MATERIAL FOR THE TASK =>
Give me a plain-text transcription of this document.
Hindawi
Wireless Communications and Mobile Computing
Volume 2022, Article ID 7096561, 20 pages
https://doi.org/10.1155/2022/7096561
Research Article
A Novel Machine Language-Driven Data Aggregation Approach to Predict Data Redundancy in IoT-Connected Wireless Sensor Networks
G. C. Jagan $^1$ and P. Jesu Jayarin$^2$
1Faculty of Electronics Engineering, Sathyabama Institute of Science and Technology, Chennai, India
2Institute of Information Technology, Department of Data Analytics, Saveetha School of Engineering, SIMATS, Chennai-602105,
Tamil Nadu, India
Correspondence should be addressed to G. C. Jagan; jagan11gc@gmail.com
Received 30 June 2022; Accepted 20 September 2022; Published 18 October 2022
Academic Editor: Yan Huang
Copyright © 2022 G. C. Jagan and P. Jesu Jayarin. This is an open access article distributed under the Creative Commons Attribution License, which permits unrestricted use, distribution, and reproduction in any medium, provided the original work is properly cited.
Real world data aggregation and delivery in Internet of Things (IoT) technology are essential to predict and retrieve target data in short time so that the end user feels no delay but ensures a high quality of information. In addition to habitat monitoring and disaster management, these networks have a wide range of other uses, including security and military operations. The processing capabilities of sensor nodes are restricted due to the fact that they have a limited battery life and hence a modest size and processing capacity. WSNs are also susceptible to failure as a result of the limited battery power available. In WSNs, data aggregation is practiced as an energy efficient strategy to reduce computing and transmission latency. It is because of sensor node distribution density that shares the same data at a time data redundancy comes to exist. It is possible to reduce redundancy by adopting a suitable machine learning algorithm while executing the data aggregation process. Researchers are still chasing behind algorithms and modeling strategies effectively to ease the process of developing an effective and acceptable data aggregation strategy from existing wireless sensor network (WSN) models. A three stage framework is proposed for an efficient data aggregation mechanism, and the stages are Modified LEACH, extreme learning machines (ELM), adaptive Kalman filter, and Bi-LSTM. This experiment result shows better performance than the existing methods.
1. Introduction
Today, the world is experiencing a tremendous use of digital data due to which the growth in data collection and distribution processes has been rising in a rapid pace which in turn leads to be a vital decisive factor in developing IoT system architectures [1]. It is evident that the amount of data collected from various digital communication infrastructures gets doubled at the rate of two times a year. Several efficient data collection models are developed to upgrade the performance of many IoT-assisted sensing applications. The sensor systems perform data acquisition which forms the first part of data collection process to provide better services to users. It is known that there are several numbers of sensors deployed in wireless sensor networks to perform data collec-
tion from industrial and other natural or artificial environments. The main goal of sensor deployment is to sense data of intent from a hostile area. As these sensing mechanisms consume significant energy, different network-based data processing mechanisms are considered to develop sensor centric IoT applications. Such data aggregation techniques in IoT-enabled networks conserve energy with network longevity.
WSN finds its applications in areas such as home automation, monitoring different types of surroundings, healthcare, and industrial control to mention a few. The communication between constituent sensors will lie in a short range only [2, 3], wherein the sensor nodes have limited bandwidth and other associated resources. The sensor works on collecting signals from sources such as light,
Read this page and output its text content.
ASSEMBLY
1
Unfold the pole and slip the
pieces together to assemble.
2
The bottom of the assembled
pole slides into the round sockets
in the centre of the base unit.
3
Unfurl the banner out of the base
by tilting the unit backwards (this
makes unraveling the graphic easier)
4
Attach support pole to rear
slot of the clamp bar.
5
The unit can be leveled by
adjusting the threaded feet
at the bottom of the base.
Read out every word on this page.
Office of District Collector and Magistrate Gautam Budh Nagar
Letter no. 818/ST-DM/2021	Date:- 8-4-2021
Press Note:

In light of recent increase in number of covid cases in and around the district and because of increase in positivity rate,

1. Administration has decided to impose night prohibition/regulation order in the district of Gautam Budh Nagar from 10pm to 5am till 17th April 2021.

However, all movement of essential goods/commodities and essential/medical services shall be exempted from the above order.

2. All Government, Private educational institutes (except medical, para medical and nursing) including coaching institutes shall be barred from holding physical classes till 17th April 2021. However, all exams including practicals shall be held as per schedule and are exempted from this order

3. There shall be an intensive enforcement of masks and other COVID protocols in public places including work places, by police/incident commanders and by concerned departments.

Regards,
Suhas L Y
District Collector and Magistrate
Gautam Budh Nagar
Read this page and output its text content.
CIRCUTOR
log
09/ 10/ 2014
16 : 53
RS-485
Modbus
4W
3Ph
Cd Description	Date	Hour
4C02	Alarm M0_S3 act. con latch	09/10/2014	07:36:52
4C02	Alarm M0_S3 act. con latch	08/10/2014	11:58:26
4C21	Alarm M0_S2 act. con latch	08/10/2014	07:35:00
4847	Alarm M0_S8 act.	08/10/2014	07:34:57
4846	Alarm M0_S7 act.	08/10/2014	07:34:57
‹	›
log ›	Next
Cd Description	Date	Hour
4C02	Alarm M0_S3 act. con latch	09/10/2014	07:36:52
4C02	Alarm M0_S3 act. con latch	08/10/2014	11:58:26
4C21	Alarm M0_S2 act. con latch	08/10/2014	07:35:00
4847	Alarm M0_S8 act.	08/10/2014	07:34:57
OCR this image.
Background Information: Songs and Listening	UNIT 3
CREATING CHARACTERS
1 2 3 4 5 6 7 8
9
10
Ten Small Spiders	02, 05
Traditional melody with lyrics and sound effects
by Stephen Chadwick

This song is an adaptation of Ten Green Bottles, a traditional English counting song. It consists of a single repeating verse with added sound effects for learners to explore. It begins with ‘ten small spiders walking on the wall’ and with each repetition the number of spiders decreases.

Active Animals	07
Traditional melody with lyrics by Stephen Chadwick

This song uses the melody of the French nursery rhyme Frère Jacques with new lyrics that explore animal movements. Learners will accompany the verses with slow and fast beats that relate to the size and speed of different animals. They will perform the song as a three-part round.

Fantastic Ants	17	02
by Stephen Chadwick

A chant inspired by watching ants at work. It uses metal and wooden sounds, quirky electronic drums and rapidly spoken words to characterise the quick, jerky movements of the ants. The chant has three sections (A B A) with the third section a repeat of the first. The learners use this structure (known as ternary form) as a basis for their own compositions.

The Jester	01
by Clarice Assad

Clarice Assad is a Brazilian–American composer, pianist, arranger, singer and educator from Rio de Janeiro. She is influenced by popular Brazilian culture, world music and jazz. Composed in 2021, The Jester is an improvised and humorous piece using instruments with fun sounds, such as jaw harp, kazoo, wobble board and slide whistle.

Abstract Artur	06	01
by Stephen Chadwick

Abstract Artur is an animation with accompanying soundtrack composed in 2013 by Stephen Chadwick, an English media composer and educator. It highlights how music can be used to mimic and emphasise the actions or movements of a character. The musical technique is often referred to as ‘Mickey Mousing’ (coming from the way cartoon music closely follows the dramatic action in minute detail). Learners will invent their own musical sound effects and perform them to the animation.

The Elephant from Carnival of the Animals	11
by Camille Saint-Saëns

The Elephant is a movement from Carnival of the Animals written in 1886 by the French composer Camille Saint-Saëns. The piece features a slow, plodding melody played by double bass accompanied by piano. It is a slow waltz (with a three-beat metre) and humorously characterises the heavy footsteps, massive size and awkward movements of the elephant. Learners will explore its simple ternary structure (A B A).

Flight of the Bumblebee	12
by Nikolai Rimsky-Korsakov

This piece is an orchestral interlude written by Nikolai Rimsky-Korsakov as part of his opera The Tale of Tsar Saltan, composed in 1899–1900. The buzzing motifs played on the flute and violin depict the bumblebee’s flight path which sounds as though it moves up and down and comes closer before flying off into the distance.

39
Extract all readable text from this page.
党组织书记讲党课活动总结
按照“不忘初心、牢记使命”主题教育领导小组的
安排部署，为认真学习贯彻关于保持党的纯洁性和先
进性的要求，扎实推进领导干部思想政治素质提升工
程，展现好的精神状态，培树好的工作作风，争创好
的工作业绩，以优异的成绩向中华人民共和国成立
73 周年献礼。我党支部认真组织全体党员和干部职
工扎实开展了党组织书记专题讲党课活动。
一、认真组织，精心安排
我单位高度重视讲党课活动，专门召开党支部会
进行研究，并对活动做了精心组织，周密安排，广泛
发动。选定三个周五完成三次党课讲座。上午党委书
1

WRITTEN EXERCISE =>
In the records above, collect each line with "bottom".

RESPONSE TO THIS TASK =>
The bottom of the assembled
at the bottom of the base.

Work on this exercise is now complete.